Which lines in the material below contain the word "alpha"? Copy each of them.

EXERCISE INPUT:
— BEGIN —
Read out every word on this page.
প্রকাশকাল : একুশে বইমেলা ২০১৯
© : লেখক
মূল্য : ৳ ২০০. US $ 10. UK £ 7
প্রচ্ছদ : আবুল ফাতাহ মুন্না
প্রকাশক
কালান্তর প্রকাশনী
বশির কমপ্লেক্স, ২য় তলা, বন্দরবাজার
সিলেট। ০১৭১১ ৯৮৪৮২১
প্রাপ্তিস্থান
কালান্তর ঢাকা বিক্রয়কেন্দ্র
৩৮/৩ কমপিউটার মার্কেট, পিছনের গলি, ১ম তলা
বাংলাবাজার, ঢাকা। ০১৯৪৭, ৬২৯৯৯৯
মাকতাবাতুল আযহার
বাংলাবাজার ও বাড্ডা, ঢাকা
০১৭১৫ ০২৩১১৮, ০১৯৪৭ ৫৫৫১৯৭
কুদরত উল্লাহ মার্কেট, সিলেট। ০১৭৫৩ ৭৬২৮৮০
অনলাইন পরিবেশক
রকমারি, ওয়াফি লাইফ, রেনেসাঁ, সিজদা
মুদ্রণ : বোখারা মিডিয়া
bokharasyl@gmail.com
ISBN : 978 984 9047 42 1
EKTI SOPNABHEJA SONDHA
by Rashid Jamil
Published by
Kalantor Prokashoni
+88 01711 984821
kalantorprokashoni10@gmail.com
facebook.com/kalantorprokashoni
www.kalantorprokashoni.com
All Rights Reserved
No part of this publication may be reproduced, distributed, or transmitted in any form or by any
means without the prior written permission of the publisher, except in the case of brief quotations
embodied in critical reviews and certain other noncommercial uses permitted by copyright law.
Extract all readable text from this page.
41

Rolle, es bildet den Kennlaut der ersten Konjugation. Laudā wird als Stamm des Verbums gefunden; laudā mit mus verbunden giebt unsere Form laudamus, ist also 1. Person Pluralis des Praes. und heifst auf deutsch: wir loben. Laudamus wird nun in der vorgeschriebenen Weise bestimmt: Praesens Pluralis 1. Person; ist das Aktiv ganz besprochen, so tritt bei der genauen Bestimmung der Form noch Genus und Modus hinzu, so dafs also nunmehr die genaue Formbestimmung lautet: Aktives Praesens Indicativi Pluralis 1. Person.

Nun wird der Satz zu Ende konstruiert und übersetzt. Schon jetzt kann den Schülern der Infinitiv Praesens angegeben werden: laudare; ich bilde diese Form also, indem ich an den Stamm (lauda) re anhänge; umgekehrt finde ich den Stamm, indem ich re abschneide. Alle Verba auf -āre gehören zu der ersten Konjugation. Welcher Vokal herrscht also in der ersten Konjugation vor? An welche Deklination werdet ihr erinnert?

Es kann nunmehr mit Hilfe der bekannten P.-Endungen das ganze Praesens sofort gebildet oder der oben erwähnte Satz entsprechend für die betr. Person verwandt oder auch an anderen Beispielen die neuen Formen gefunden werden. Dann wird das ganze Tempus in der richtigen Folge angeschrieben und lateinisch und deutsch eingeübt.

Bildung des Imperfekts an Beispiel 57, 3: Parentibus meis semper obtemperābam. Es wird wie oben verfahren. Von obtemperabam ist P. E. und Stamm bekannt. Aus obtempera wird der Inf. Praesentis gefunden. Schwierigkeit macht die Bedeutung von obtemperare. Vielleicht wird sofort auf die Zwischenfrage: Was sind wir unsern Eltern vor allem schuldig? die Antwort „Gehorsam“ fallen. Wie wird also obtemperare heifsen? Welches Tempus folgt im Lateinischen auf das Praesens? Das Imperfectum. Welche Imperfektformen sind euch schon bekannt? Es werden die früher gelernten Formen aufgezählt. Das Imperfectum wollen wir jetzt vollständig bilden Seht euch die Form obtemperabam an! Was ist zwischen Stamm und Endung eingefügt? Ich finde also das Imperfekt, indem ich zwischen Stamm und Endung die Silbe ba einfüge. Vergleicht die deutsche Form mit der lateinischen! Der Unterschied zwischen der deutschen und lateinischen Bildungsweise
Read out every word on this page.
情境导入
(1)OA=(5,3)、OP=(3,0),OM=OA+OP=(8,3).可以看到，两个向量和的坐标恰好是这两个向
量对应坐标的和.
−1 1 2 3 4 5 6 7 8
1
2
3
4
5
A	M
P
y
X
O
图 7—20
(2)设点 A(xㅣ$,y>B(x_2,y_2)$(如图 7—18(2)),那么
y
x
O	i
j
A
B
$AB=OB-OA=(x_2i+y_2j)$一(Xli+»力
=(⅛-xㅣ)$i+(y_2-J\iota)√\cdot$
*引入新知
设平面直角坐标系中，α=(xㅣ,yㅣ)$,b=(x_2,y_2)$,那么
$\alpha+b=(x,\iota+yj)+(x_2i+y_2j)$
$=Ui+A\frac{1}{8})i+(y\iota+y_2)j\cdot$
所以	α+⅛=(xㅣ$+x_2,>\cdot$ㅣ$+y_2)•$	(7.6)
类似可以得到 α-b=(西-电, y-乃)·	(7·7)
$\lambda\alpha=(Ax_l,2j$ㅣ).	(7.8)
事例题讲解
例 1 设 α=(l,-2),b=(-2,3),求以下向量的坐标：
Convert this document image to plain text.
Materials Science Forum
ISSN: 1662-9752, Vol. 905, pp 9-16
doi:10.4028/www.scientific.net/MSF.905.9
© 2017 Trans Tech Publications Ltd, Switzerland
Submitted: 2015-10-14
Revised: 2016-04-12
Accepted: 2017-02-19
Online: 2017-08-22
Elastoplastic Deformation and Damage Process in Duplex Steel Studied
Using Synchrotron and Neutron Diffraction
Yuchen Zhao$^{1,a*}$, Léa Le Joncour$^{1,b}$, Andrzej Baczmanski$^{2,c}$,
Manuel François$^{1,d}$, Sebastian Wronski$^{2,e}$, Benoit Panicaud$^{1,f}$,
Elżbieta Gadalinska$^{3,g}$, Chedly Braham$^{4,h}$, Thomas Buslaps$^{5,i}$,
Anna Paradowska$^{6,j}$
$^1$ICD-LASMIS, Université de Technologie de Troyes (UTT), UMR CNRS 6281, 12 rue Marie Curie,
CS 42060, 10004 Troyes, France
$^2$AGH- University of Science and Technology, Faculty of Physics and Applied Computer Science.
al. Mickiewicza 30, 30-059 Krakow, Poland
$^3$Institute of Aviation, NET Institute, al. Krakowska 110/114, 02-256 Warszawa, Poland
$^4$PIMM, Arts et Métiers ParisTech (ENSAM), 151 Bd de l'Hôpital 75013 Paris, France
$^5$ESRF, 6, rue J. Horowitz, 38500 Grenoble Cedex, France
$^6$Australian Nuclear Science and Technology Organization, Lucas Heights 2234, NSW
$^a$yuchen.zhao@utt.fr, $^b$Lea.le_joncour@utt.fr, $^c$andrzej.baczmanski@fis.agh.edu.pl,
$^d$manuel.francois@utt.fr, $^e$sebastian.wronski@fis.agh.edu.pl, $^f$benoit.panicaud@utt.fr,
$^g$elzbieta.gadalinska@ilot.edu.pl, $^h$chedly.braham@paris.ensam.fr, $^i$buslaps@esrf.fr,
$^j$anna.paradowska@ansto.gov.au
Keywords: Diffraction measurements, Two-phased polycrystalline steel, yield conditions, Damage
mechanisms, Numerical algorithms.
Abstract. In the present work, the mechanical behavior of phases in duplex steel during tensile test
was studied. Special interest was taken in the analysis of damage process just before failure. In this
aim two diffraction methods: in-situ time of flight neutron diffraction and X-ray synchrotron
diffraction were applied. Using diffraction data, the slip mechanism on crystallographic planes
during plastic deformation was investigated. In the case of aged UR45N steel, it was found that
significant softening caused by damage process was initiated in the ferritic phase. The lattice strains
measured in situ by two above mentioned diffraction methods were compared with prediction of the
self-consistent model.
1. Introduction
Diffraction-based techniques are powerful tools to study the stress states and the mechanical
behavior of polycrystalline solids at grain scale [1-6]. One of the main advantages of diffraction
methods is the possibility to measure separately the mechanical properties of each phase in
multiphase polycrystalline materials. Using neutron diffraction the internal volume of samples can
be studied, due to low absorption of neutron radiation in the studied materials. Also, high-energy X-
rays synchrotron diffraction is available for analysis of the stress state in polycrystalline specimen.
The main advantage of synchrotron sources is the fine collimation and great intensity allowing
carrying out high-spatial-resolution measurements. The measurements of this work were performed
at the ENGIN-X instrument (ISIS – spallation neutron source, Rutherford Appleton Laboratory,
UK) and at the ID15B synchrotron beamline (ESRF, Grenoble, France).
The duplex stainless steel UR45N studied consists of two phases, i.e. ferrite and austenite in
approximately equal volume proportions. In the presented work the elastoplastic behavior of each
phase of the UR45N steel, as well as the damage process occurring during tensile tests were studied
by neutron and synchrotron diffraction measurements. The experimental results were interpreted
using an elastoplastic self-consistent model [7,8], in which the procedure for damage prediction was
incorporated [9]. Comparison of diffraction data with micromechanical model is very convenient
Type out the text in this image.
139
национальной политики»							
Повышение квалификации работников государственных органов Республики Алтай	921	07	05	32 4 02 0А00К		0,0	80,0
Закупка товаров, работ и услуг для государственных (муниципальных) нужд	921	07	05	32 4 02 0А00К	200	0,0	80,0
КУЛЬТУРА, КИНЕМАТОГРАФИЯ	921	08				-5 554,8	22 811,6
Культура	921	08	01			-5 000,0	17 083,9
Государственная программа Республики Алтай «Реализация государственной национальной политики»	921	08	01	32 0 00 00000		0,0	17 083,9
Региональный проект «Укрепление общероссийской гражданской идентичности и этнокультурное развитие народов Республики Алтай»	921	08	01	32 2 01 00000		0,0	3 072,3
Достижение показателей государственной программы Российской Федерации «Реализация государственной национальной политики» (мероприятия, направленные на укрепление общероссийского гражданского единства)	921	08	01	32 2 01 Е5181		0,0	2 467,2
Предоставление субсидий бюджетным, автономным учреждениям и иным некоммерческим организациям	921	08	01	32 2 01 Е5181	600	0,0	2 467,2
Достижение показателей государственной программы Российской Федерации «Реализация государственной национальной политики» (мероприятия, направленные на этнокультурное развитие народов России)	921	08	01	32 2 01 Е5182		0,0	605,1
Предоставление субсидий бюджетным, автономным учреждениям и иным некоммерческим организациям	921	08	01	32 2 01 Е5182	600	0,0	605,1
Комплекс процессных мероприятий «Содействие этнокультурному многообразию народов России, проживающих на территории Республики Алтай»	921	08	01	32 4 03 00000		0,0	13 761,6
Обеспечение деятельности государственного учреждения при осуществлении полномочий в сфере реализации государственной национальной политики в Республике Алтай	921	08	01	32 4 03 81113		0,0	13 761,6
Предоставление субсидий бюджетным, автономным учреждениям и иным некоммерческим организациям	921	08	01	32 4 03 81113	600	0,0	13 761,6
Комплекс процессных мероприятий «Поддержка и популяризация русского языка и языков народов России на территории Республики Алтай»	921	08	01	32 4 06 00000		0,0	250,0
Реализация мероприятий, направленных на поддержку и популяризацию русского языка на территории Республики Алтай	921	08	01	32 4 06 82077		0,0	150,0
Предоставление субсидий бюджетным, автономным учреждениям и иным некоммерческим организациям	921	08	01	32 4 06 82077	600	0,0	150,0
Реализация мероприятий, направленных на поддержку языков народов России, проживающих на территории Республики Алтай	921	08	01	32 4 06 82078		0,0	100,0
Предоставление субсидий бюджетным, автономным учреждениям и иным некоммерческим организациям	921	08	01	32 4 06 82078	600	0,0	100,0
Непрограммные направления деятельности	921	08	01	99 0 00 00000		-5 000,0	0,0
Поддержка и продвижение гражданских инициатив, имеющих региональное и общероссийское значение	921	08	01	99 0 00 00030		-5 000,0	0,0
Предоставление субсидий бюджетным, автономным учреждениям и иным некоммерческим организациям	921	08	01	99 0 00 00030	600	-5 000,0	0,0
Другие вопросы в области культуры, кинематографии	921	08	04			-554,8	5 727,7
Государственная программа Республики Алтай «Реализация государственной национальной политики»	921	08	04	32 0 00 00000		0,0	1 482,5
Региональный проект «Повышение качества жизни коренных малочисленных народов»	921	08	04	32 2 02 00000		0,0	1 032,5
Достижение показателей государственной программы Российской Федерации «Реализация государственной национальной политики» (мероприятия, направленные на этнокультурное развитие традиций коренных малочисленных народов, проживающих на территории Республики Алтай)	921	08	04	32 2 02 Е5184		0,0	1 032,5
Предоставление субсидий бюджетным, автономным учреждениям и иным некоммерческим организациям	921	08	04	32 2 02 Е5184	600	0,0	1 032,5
— END —
TASK RESULT:
$\alpha+b=(x,\iota+yj)+(x_2i+y_2j)$
$\lambda\alpha=(Ax_l,2j$ㅣ).	(7.8)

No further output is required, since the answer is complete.